WHAT TO PRODUCE — Without the pictures, set down every record below exactly as it reads.

Entries from a page text dataset —
..............................

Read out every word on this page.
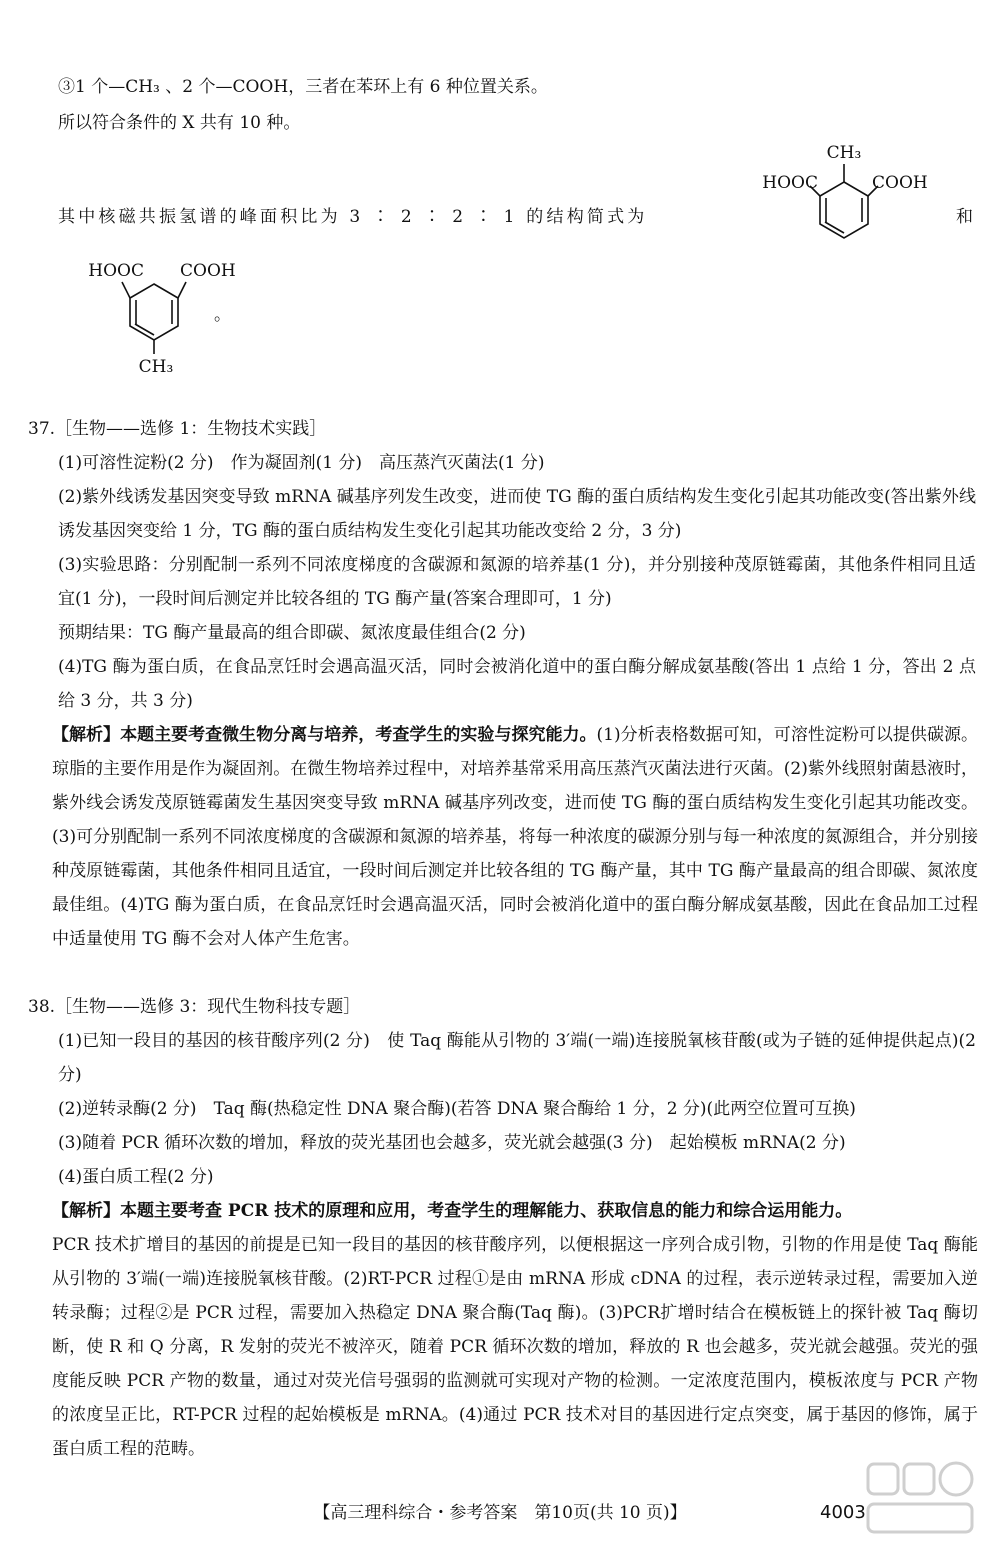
③1 个—CH₃ 、2 个—COOH，三者在苯环上有 6 种位置关系。
所以符合条件的 X 共有 10 种。
其中核磁共振氢谱的峰面积比为 3 ∶ 2 ∶ 2 ∶ 1 的结构简式为
CH₃
HOOC	COOH
和
HOOC COOH
CH₃
。
37.［生物——选修 1：生物技术实践］
(1)可溶性淀粉(2 分)　作为凝固剂(1 分)　高压蒸汽灭菌法(1 分)
(2)紫外线诱发基因突变导致 mRNA 碱基序列发生改变，进而使 TG 酶的蛋白质结构发生变化引起其功能改变(答出紫外线诱发基因突变给 1 分，TG 酶的蛋白质结构发生变化引起其功能改变给 2 分，3 分)
(3)实验思路：分别配制一系列不同浓度梯度的含碳源和氮源的培养基(1 分)，并分别接种茂原链霉菌，其他条件相同且适宜(1 分)，一段时间后测定并比较各组的 TG 酶产量(答案合理即可，1 分)
预期结果：TG 酶产量最高的组合即碳、氮浓度最佳组合(2 分)
(4)TG 酶为蛋白质，在食品烹饪时会遇高温灭活，同时会被消化道中的蛋白酶分解成氨基酸(答出 1 点给 1 分，答出 2 点给 3 分，共 3 分)
【解析】本题主要考查微生物分离与培养，考查学生的实验与探究能力。(1)分析表格数据可知，可溶性淀粉可以提供碳源。琼脂的主要作用是作为凝固剂。在微生物培养过程中，对培养基常采用高压蒸汽灭菌法进行灭菌。(2)紫外线照射菌悬液时，紫外线会诱发茂原链霉菌发生基因突变导致 mRNA 碱基序列改变，进而使 TG 酶的蛋白质结构发生变化引起其功能改变。(3)可分别配制一系列不同浓度梯度的含碳源和氮源的培养基，将每一种浓度的碳源分别与每一种浓度的氮源组合，并分别接种茂原链霉菌，其他条件相同且适宜，一段时间后测定并比较各组的 TG 酶产量，其中 TG 酶产量最高的组合即碳、氮浓度最佳组。(4)TG 酶为蛋白质，在食品烹饪时会遇高温灭活，同时会被消化道中的蛋白酶分解成氨基酸，因此在食品加工过程中适量使用 TG 酶不会对人体产生危害。
38.［生物——选修 3：现代生物科技专题］
(1)已知一段目的基因的核苷酸序列(2 分)　使 Taq 酶能从引物的 3′端(一端)连接脱氧核苷酸(或为子链的延伸提供起点)(2 分)
(2)逆转录酶(2 分)　Taq 酶(热稳定性 DNA 聚合酶)(若答 DNA 聚合酶给 1 分，2 分)(此两空位置可互换)
(3)随着 PCR 循环次数的增加，释放的荧光基团也会越多，荧光就会越强(3 分)　起始模板 mRNA(2 分)
(4)蛋白质工程(2 分)
【解析】本题主要考查 PCR 技术的原理和应用，考查学生的理解能力、获取信息的能力和综合运用能力。
PCR 技术扩增目的基因的前提是已知一段目的基因的核苷酸序列，以便根据这一序列合成引物，引物的作用是使 Taq 酶能从引物的 3′端(一端)连接脱氧核苷酸。(2)RT-PCR 过程①是由 mRNA 形成 cDNA 的过程，表示逆转录过程，需要加入逆转录酶；过程②是 PCR 过程，需要加入热稳定 DNA 聚合酶(Taq 酶)。(3)PCR扩增时结合在模板链上的探针被 Taq 酶切断，使 R 和 Q 分离，R 发射的荧光不被淬灭，随着 PCR 循环次数的增加，释放的 R 也会越多，荧光就会越强。荧光的强度能反映 PCR 产物的数量，通过对荧光信号强弱的监测就可实现对产物的检测。一定浓度范围内，模板浓度与 PCR 产物的浓度呈正比，RT-PCR 过程的起始模板是 mRNA。(4)通过 PCR 技术对目的基因进行定点突变，属于基因的修饰，属于蛋白质工程的范畴。
【高三理科综合・参考答案　第10页(共 10 页)】	4003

..............................

PROBLEM SOLUTION —
Read out every word on this page.
③1 个—CH₃ 、2 个—COOH，三者在苯环上有 6 种位置关系。
所以符合条件的 X 共有 10 种。
其中核磁共振氢谱的峰面积比为 3 ∶ 2 ∶ 2 ∶ 1 的结构简式为
CH₃
HOOC	COOH
和
HOOC COOH
CH₃
。
37.［生物——选修 1：生物技术实践］
(1)可溶性淀粉(2 分)　作为凝固剂(1 分)　高压蒸汽灭菌法(1 分)
(2)紫外线诱发基因突变导致 mRNA 碱基序列发生改变，进而使 TG 酶的蛋白质结构发生变化引起其功能改变(答出紫外线诱发基因突变给 1 分，TG 酶的蛋白质结构发生变化引起其功能改变给 2 分，3 分)
(3)实验思路：分别配制一系列不同浓度梯度的含碳源和氮源的培养基(1 分)，并分别接种茂原链霉菌，其他条件相同且适宜(1 分)，一段时间后测定并比较各组的 TG 酶产量(答案合理即可，1 分)
预期结果：TG 酶产量最高的组合即碳、氮浓度最佳组合(2 分)
(4)TG 酶为蛋白质，在食品烹饪时会遇高温灭活，同时会被消化道中的蛋白酶分解成氨基酸(答出 1 点给 1 分，答出 2 点给 3 分，共 3 分)
【解析】本题主要考查微生物分离与培养，考查学生的实验与探究能力。(1)分析表格数据可知，可溶性淀粉可以提供碳源。琼脂的主要作用是作为凝固剂。在微生物培养过程中，对培养基常采用高压蒸汽灭菌法进行灭菌。(2)紫外线照射菌悬液时，紫外线会诱发茂原链霉菌发生基因突变导致 mRNA 碱基序列改变，进而使 TG 酶的蛋白质结构发生变化引起其功能改变。(3)可分别配制一系列不同浓度梯度的含碳源和氮源的培养基，将每一种浓度的碳源分别与每一种浓度的氮源组合，并分别接种茂原链霉菌，其他条件相同且适宜，一段时间后测定并比较各组的 TG 酶产量，其中 TG 酶产量最高的组合即碳、氮浓度最佳组。(4)TG 酶为蛋白质，在食品烹饪时会遇高温灭活，同时会被消化道中的蛋白酶分解成氨基酸，因此在食品加工过程中适量使用 TG 酶不会对人体产生危害。
38.［生物——选修 3：现代生物科技专题］
(1)已知一段目的基因的核苷酸序列(2 分)　使 Taq 酶能从引物的 3′端(一端)连接脱氧核苷酸(或为子链的延伸提供起点)(2 分)
(2)逆转录酶(2 分)　Taq 酶(热稳定性 DNA 聚合酶)(若答 DNA 聚合酶给 1 分，2 分)(此两空位置可互换)
(3)随着 PCR 循环次数的增加，释放的荧光基团也会越多，荧光就会越强(3 分)　起始模板 mRNA(2 分)
(4)蛋白质工程(2 分)
【解析】本题主要考查 PCR 技术的原理和应用，考查学生的理解能力、获取信息的能力和综合运用能力。
PCR 技术扩增目的基因的前提是已知一段目的基因的核苷酸序列，以便根据这一序列合成引物，引物的作用是使 Taq 酶能从引物的 3′端(一端)连接脱氧核苷酸。(2)RT-PCR 过程①是由 mRNA 形成 cDNA 的过程，表示逆转录过程，需要加入逆转录酶；过程②是 PCR 过程，需要加入热稳定 DNA 聚合酶(Taq 酶)。(3)PCR扩增时结合在模板链上的探针被 Taq 酶切断，使 R 和 Q 分离，R 发射的荧光不被淬灭，随着 PCR 循环次数的增加，释放的 R 也会越多，荧光就会越强。荧光的强度能反映 PCR 产物的数量，通过对荧光信号强弱的监测就可实现对产物的检测。一定浓度范围内，模板浓度与 PCR 产物的浓度呈正比，RT-PCR 过程的起始模板是 mRNA。(4)通过 PCR 技术对目的基因进行定点突变，属于基因的修饰，属于蛋白质工程的范畴。
【高三理科综合・参考答案　第10页(共 10 页)】	4003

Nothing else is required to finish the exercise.